Do this: Comb through the entries for "门禁子系统" and pull out each line that holds it.

# Supplied material start

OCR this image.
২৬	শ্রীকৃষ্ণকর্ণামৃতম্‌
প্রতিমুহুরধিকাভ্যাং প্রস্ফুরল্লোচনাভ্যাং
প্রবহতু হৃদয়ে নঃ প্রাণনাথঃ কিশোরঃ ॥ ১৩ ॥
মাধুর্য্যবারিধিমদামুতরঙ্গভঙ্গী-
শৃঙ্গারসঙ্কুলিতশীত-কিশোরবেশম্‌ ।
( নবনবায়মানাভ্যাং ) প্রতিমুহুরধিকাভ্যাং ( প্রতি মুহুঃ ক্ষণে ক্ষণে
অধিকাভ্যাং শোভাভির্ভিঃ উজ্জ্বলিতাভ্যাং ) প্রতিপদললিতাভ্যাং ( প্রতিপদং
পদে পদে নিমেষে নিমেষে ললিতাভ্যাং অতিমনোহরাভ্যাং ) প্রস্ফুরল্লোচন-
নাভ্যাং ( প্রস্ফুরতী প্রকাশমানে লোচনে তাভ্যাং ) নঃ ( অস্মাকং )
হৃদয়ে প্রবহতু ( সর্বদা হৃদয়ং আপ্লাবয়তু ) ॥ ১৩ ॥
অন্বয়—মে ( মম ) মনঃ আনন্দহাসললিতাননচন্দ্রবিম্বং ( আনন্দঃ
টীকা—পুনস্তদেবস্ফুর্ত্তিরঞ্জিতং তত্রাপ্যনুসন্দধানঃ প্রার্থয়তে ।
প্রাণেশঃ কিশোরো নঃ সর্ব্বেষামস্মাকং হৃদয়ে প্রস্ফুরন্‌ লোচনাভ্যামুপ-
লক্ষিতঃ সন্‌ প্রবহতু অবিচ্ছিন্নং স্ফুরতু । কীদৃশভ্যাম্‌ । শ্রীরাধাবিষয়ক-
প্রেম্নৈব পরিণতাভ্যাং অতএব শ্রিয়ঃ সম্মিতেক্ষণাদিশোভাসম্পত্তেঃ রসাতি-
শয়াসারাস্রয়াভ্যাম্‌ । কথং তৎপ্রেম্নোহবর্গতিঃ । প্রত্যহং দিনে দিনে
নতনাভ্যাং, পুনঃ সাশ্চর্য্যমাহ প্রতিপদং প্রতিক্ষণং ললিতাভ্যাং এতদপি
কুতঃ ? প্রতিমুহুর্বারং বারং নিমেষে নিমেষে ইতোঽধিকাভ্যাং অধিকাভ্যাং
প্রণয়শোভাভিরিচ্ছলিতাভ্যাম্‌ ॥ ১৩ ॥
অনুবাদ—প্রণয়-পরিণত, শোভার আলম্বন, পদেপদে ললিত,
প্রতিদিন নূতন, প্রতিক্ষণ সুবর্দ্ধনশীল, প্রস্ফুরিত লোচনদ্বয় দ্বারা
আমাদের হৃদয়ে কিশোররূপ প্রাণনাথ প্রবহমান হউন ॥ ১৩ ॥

# Supplied material end
# Supplied material start

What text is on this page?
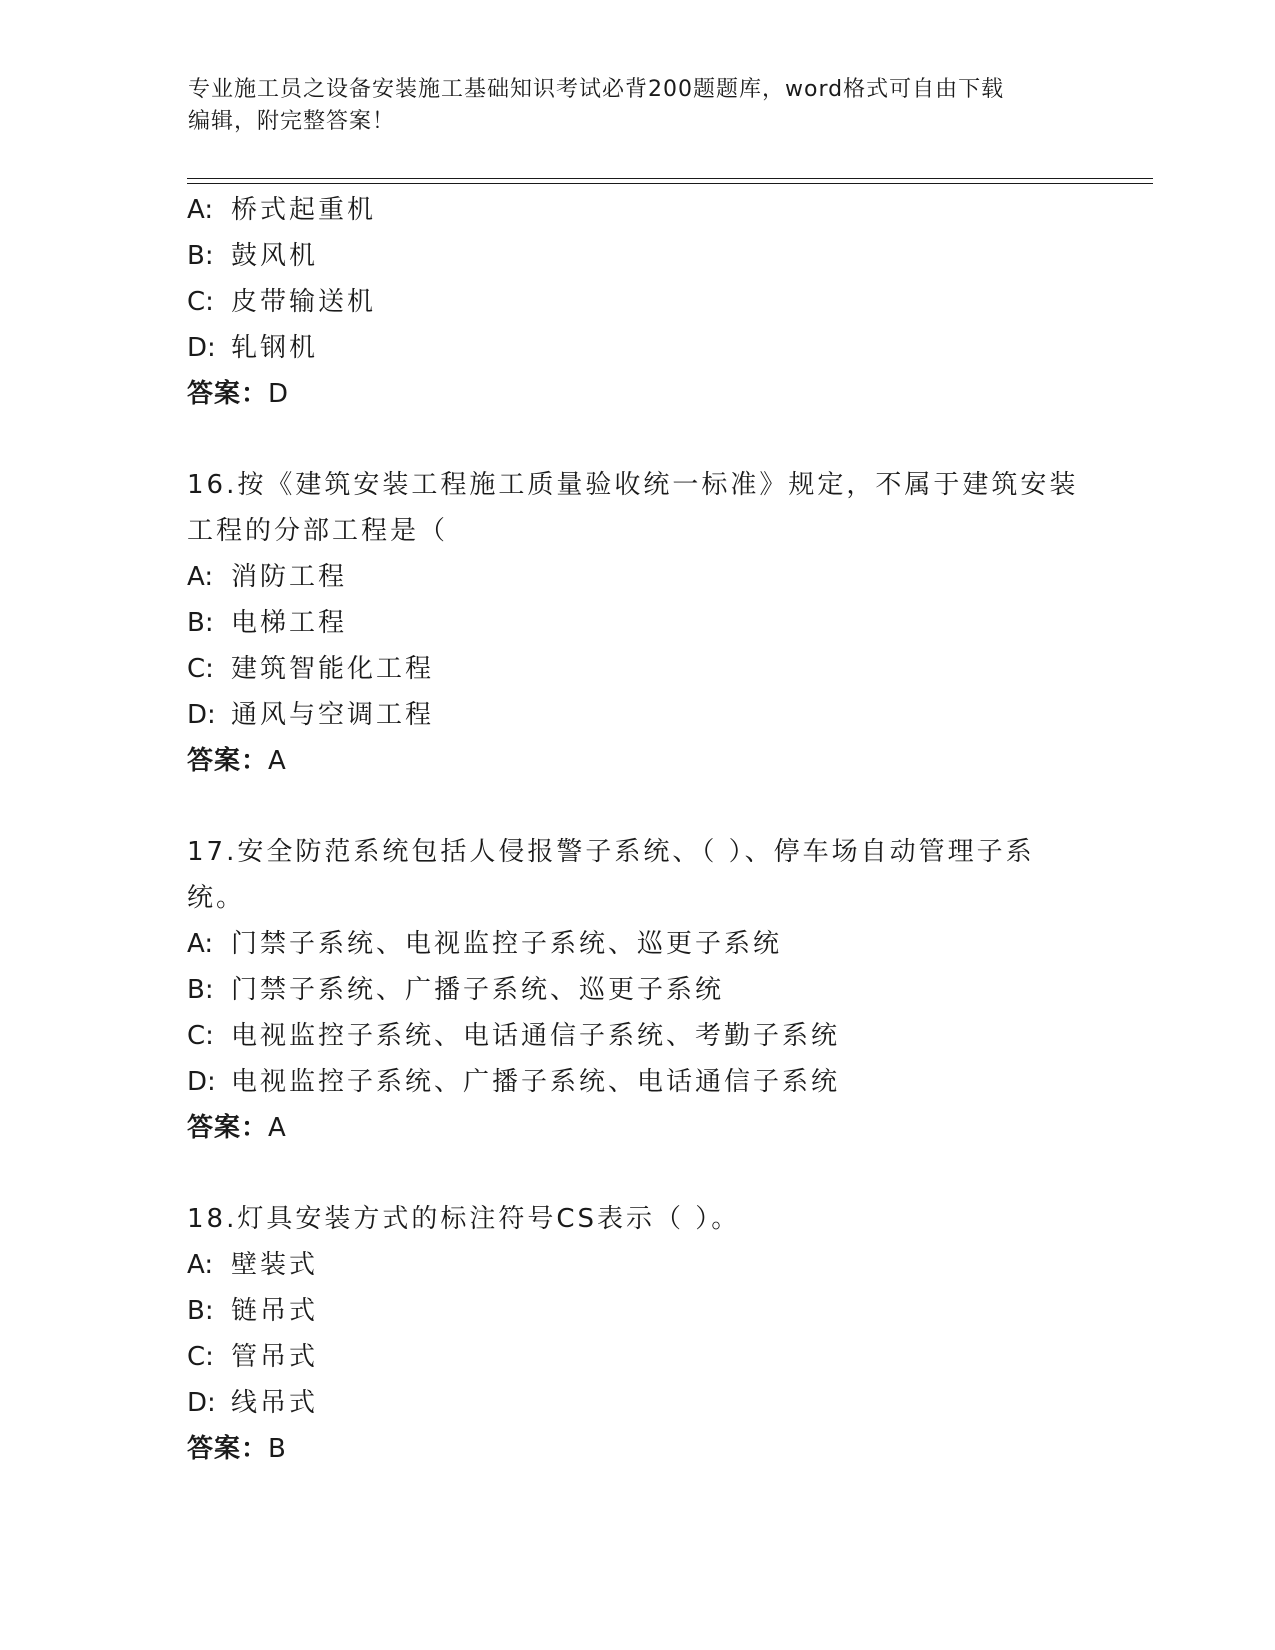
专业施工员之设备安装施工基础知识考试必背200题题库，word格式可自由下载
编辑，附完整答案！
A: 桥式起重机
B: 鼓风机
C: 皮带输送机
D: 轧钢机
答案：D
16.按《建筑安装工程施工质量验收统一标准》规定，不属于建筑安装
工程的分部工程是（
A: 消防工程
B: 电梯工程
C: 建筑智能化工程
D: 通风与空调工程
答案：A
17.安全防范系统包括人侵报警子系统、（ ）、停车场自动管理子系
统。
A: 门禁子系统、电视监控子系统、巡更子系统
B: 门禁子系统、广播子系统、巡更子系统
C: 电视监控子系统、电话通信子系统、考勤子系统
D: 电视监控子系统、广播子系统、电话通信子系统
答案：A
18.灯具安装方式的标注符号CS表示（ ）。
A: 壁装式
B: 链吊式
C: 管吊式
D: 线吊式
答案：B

# Supplied material end

Worked answer:
A: 门禁子系统、电视监控子系统、巡更子系统
B: 门禁子系统、广播子系统、巡更子系统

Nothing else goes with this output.